-- Task goal --
List all lines of the data containing the word "this".
==== Material shown ====
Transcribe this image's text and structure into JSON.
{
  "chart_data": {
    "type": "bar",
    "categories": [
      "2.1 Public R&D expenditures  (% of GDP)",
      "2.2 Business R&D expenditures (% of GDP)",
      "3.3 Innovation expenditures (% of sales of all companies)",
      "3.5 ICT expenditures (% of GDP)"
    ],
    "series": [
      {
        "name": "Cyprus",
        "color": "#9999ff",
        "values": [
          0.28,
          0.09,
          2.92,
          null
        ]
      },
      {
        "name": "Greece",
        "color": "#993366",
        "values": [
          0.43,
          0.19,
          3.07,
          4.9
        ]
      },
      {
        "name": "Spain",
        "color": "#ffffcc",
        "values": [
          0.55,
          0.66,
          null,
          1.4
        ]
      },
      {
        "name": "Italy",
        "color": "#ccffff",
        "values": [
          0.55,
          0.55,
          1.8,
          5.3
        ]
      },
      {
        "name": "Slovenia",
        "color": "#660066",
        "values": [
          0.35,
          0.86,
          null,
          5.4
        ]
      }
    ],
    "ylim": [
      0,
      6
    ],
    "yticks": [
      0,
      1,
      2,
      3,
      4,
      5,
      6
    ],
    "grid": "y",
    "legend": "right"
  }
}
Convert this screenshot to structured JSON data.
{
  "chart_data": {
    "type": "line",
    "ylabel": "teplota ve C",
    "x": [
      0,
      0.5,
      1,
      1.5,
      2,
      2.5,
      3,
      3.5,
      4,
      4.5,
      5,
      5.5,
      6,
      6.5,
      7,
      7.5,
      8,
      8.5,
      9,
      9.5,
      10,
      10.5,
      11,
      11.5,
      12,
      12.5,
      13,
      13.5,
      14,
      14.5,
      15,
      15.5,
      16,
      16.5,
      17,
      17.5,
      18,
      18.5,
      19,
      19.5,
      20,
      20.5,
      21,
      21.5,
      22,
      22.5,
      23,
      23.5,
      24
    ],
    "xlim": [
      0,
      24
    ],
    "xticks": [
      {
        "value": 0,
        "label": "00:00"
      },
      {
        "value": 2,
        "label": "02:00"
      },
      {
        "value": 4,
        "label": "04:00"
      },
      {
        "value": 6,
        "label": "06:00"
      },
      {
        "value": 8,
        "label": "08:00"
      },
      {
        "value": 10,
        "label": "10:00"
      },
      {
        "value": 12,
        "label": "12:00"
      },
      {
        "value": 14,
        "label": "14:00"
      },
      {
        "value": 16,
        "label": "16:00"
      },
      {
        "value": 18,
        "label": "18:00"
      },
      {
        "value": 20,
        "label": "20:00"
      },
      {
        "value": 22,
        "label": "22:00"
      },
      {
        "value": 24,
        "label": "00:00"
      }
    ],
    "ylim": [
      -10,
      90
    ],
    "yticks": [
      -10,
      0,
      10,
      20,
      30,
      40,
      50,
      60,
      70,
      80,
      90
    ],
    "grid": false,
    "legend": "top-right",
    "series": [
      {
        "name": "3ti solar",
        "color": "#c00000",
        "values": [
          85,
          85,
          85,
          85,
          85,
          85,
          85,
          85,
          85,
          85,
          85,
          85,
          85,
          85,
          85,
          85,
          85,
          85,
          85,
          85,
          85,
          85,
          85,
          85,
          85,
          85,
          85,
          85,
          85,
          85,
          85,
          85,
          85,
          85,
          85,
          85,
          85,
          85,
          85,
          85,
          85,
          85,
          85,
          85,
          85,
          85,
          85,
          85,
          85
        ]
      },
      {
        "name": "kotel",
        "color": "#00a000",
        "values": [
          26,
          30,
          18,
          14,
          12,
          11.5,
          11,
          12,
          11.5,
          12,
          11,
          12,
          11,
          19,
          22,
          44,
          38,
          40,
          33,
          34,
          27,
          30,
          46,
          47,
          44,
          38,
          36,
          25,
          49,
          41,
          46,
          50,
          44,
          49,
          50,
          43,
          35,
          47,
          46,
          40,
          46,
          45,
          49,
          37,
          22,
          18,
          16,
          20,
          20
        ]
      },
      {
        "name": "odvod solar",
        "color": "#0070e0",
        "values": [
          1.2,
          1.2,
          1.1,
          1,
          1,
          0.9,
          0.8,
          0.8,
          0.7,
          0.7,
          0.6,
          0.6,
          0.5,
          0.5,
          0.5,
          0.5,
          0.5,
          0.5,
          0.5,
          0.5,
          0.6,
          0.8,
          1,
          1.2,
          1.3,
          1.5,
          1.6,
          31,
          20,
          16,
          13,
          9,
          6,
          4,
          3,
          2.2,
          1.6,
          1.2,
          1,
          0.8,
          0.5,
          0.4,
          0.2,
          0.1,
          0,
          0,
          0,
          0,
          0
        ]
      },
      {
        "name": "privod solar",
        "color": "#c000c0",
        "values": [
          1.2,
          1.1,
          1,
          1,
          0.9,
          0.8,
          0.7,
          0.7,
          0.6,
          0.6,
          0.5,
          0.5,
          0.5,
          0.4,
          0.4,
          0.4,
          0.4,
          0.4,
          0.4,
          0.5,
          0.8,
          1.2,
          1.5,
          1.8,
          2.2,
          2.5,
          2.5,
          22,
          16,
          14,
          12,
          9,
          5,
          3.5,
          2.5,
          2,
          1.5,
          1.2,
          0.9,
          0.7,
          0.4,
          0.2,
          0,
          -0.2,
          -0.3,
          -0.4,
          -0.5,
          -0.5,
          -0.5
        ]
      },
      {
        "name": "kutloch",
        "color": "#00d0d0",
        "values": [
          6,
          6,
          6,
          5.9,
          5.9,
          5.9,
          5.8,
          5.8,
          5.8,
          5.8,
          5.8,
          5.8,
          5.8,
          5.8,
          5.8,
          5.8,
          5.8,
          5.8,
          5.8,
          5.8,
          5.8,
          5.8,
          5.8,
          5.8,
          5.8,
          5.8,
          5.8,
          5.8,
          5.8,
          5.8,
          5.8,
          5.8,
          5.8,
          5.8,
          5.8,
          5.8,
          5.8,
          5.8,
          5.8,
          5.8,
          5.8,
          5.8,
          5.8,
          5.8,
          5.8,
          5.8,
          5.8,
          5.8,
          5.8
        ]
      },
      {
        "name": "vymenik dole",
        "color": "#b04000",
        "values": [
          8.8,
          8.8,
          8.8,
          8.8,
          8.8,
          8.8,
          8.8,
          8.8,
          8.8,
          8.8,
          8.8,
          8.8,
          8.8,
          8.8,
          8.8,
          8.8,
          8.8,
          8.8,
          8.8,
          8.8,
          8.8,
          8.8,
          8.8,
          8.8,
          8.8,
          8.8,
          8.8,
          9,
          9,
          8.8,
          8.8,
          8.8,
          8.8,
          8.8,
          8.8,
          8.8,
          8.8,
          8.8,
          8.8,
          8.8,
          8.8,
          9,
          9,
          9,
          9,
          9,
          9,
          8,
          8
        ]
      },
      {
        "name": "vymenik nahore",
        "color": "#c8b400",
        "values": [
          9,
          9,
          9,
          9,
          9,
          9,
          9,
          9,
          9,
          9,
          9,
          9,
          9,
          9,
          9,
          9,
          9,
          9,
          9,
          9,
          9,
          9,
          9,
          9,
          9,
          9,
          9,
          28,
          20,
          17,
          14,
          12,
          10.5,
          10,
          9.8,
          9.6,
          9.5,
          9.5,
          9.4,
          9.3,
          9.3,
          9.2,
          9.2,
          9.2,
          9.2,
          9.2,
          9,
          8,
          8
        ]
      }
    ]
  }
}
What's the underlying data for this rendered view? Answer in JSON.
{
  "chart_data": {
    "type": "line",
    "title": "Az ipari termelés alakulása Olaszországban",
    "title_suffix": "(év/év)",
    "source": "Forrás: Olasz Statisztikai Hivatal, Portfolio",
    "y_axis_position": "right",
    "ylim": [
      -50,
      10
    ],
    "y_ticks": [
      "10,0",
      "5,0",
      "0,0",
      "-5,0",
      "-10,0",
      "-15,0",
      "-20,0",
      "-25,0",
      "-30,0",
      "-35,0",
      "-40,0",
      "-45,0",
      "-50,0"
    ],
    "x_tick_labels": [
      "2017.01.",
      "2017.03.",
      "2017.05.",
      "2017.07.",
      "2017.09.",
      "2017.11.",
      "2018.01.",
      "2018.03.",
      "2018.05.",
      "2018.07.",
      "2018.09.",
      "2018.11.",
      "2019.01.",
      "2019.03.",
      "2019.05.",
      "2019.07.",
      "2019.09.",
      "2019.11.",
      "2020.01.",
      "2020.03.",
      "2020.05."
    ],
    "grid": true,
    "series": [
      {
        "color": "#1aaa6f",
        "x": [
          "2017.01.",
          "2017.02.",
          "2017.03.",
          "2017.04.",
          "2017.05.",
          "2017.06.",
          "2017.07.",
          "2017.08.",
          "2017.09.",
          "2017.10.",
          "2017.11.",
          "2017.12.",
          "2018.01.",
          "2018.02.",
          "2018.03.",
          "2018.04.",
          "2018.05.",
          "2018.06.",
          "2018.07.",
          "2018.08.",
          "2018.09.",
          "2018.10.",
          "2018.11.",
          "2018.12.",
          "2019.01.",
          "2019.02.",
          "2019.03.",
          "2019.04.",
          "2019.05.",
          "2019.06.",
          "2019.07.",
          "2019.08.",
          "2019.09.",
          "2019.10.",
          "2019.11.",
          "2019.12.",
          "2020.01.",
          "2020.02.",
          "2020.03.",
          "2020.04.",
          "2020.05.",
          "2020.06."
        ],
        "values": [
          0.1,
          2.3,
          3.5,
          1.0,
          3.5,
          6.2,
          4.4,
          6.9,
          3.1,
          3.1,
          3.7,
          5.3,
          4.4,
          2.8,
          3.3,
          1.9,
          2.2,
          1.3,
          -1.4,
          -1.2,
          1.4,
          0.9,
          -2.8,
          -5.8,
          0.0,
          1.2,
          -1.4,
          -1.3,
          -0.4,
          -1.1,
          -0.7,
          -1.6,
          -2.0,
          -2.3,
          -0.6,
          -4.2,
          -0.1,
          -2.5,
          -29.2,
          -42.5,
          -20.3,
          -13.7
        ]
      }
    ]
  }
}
====
-- Full output --
Transcribe this image's text and structure into JSON.
Convert this screenshot to structured JSON data.
What's the underlying data for this rendered view? Answer in JSON.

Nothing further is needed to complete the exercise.